Goal ▸ Reproduce the records exactly.

[START Data]

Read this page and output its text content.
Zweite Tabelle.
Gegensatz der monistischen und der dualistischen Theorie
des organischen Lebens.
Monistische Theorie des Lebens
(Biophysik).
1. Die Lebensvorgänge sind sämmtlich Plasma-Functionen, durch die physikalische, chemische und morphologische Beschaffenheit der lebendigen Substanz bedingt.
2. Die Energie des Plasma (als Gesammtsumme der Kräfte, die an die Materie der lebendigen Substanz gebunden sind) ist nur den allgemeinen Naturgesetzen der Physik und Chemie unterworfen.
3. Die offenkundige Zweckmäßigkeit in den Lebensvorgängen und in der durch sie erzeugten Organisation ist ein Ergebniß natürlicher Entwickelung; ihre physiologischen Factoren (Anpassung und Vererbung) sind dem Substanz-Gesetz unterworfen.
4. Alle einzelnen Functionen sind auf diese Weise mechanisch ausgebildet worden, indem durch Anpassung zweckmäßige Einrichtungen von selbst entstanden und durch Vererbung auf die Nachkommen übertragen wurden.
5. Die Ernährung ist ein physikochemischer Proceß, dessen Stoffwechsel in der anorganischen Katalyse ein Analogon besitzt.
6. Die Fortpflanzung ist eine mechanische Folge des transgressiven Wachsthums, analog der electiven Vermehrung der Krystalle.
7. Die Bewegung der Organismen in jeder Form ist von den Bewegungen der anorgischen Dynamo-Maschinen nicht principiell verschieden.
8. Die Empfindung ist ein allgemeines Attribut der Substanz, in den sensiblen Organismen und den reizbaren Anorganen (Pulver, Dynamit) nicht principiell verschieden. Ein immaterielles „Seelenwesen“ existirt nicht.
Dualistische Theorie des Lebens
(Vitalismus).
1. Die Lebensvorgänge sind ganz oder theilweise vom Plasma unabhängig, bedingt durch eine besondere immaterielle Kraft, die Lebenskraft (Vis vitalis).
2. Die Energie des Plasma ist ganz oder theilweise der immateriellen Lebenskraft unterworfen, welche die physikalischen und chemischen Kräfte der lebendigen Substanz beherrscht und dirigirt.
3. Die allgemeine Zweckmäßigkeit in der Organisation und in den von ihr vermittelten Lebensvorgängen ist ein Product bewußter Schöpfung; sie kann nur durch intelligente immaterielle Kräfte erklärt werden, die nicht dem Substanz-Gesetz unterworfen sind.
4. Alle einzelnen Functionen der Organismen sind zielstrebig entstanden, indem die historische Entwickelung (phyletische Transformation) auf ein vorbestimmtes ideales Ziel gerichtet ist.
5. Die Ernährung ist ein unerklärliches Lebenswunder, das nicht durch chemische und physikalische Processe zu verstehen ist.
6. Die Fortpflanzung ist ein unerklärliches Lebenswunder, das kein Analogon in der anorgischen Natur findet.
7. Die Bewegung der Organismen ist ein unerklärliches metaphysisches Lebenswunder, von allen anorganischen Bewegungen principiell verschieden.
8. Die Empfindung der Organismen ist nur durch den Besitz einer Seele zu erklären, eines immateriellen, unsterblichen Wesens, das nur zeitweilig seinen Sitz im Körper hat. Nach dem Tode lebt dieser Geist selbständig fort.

[END Data]

Response below ▸
Read this page and output its text content.
Zweite Tabelle.
Gegensatz der monistischen und der dualistischen Theorie
des organischen Lebens.
Monistische Theorie des Lebens
(Biophysik).
1. Die Lebensvorgänge sind sämmtlich Plasma-Functionen, durch die physikalische, chemische und morphologische Beschaffenheit der lebendigen Substanz bedingt.
2. Die Energie des Plasma (als Gesammtsumme der Kräfte, die an die Materie der lebendigen Substanz gebunden sind) ist nur den allgemeinen Naturgesetzen der Physik und Chemie unterworfen.
3. Die offenkundige Zweckmäßigkeit in den Lebensvorgängen und in der durch sie erzeugten Organisation ist ein Ergebniß natürlicher Entwickelung; ihre physiologischen Factoren (Anpassung und Vererbung) sind dem Substanz-Gesetz unterworfen.
4. Alle einzelnen Functionen sind auf diese Weise mechanisch ausgebildet worden, indem durch Anpassung zweckmäßige Einrichtungen von selbst entstanden und durch Vererbung auf die Nachkommen übertragen wurden.
5. Die Ernährung ist ein physikochemischer Proceß, dessen Stoffwechsel in der anorganischen Katalyse ein Analogon besitzt.
6. Die Fortpflanzung ist eine mechanische Folge des transgressiven Wachsthums, analog der electiven Vermehrung der Krystalle.
7. Die Bewegung der Organismen in jeder Form ist von den Bewegungen der anorgischen Dynamo-Maschinen nicht principiell verschieden.
8. Die Empfindung ist ein allgemeines Attribut der Substanz, in den sensiblen Organismen und den reizbaren Anorganen (Pulver, Dynamit) nicht principiell verschieden. Ein immaterielles „Seelenwesen“ existirt nicht.
Dualistische Theorie des Lebens
(Vitalismus).
1. Die Lebensvorgänge sind ganz oder theilweise vom Plasma unabhängig, bedingt durch eine besondere immaterielle Kraft, die Lebenskraft (Vis vitalis).
2. Die Energie des Plasma ist ganz oder theilweise der immateriellen Lebenskraft unterworfen, welche die physikalischen und chemischen Kräfte der lebendigen Substanz beherrscht und dirigirt.
3. Die allgemeine Zweckmäßigkeit in der Organisation und in den von ihr vermittelten Lebensvorgängen ist ein Product bewußter Schöpfung; sie kann nur durch intelligente immaterielle Kräfte erklärt werden, die nicht dem Substanz-Gesetz unterworfen sind.
4. Alle einzelnen Functionen der Organismen sind zielstrebig entstanden, indem die historische Entwickelung (phyletische Transformation) auf ein vorbestimmtes ideales Ziel gerichtet ist.
5. Die Ernährung ist ein unerklärliches Lebenswunder, das nicht durch chemische und physikalische Processe zu verstehen ist.
6. Die Fortpflanzung ist ein unerklärliches Lebenswunder, das kein Analogon in der anorgischen Natur findet.
7. Die Bewegung der Organismen ist ein unerklärliches metaphysisches Lebenswunder, von allen anorganischen Bewegungen principiell verschieden.
8. Die Empfindung der Organismen ist nur durch den Besitz einer Seele zu erklären, eines immateriellen, unsterblichen Wesens, das nur zeitweilig seinen Sitz im Körper hat. Nach dem Tode lebt dieser Geist selbständig fort.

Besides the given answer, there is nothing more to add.